Figure content listings

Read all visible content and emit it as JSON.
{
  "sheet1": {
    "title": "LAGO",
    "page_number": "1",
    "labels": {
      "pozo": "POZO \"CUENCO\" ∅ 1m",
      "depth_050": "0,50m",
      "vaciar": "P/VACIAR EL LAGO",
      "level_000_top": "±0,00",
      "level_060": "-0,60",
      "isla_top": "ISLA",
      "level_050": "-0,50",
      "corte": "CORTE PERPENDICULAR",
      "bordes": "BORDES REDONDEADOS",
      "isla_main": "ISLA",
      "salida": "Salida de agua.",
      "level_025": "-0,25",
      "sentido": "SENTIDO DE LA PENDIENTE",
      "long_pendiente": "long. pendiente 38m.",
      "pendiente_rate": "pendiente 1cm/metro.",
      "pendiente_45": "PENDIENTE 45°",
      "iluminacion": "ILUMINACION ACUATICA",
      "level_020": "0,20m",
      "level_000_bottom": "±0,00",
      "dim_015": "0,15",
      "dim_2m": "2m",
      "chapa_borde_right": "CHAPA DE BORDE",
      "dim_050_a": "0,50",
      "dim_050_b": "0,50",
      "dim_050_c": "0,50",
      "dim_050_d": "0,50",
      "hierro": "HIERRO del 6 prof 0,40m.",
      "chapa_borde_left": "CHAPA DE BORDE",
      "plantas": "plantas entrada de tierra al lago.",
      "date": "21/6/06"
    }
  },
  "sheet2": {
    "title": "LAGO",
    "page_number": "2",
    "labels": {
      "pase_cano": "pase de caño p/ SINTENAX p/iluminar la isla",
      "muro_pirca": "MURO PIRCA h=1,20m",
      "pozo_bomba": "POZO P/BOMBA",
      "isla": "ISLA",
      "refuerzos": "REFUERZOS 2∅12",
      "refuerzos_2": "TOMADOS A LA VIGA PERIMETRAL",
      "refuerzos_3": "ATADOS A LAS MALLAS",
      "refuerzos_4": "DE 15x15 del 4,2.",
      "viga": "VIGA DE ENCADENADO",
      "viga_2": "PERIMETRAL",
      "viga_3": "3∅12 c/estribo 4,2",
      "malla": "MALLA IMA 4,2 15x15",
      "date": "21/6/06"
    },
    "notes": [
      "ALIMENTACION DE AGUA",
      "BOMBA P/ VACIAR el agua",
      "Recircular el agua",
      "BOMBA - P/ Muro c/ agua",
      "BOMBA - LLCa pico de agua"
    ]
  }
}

_What is asked_
Repeat the whole listing exactly, keeping every line intact.

_Task output_
Read all visible content and emit it as JSON.
{
  "sheet1": {
    "title": "LAGO",
    "page_number": "1",
    "labels": {
      "pozo": "POZO \"CUENCO\" ∅ 1m",
      "depth_050": "0,50m",
      "vaciar": "P/VACIAR EL LAGO",
      "level_000_top": "±0,00",
      "level_060": "-0,60",
      "isla_top": "ISLA",
      "level_050": "-0,50",
      "corte": "CORTE PERPENDICULAR",
      "bordes": "BORDES REDONDEADOS",
      "isla_main": "ISLA",
      "salida": "Salida de agua.",
      "level_025": "-0,25",
      "sentido": "SENTIDO DE LA PENDIENTE",
      "long_pendiente": "long. pendiente 38m.",
      "pendiente_rate": "pendiente 1cm/metro.",
      "pendiente_45": "PENDIENTE 45°",
      "iluminacion": "ILUMINACION ACUATICA",
      "level_020": "0,20m",
      "level_000_bottom": "±0,00",
      "dim_015": "0,15",
      "dim_2m": "2m",
      "chapa_borde_right": "CHAPA DE BORDE",
      "dim_050_a": "0,50",
      "dim_050_b": "0,50",
      "dim_050_c": "0,50",
      "dim_050_d": "0,50",
      "hierro": "HIERRO del 6 prof 0,40m.",
      "chapa_borde_left": "CHAPA DE BORDE",
      "plantas": "plantas entrada de tierra al lago.",
      "date": "21/6/06"
    }
  },
  "sheet2": {
    "title": "LAGO",
    "page_number": "2",
    "labels": {
      "pase_cano": "pase de caño p/ SINTENAX p/iluminar la isla",
      "muro_pirca": "MURO PIRCA h=1,20m",
      "pozo_bomba": "POZO P/BOMBA",
      "isla": "ISLA",
      "refuerzos": "REFUERZOS 2∅12",
      "refuerzos_2": "TOMADOS A LA VIGA PERIMETRAL",
      "refuerzos_3": "ATADOS A LAS MALLAS",
      "refuerzos_4": "DE 15x15 del 4,2.",
      "viga": "VIGA DE ENCADENADO",
      "viga_2": "PERIMETRAL",
      "viga_3": "3∅12 c/estribo 4,2",
      "malla": "MALLA IMA 4,2 15x15",
      "date": "21/6/06"
    },
    "notes": [
      "ALIMENTACION DE AGUA",
      "BOMBA P/ VACIAR el agua",
      "Recircular el agua",
      "BOMBA - P/ Muro c/ agua",
      "BOMBA - LLCa pico de agua"
    ]
  }
}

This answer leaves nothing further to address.